STATED GOAL: Your task is to transcribe all of the records exactly and leave out the pictures.

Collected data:

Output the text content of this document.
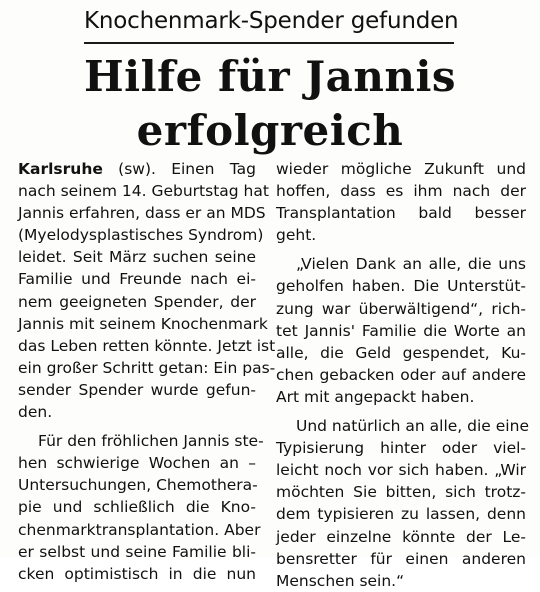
Knochenmark-Spender gefunden
Hilfe für Jannis
erfolgreich
Karlsruhe (sw). Einen Tag
nach seinem 14. Geburtstag hat
Jannis erfahren, dass er an MDS
(Myelodysplastisches Syndrom)
leidet. Seit März suchen seine
Familie und Freunde nach ei-
nem geeigneten Spender, der
Jannis mit seinem Knochenmark
das Leben retten könnte. Jetzt ist
ein großer Schritt getan: Ein pas-
sender Spender wurde gefun-
den.
Für den fröhlichen Jannis ste-
hen schwierige Wochen an –
Untersuchungen, Chemothera-
pie und schließlich die Kno-
chenmarktransplantation. Aber
er selbst und seine Familie bli-
cken optimistisch in die nun
wieder mögliche Zukunft und
hoffen, dass es ihm nach der
Transplantation bald besser
geht.
„Vielen Dank an alle, die uns
geholfen haben. Die Unterstüt-
zung war überwältigend“, rich-
tet Jannis' Familie die Worte an
alle, die Geld gespendet, Ku-
chen gebacken oder auf andere
Art mit angepackt haben.
Und natürlich an alle, die eine
Typisierung hinter oder viel-
leicht noch vor sich haben. „Wir
möchten Sie bitten, sich trotz-
dem typisieren zu lassen, denn
jeder einzelne könnte der Le-
bensretter für einen anderen
Menschen sein.“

TASK OUTPUT:
Output the text content of this document.
Knochenmark-Spender gefunden
Hilfe für Jannis
erfolgreich
Karlsruhe (sw). Einen Tag
nach seinem 14. Geburtstag hat
Jannis erfahren, dass er an MDS
(Myelodysplastisches Syndrom)
leidet. Seit März suchen seine
Familie und Freunde nach ei-
nem geeigneten Spender, der
Jannis mit seinem Knochenmark
das Leben retten könnte. Jetzt ist
ein großer Schritt getan: Ein pas-
sender Spender wurde gefun-
den.
Für den fröhlichen Jannis ste-
hen schwierige Wochen an –
Untersuchungen, Chemothera-
pie und schließlich die Kno-
chenmarktransplantation. Aber
er selbst und seine Familie bli-
cken optimistisch in die nun
wieder mögliche Zukunft und
hoffen, dass es ihm nach der
Transplantation bald besser
geht.
„Vielen Dank an alle, die uns
geholfen haben. Die Unterstüt-
zung war überwältigend“, rich-
tet Jannis' Familie die Worte an
alle, die Geld gespendet, Ku-
chen gebacken oder auf andere
Art mit angepackt haben.
Und natürlich an alle, die eine
Typisierung hinter oder viel-
leicht noch vor sich haben. „Wir
möchten Sie bitten, sich trotz-
dem typisieren zu lassen, denn
jeder einzelne könnte der Le-
bensretter für einen anderen
Menschen sein.“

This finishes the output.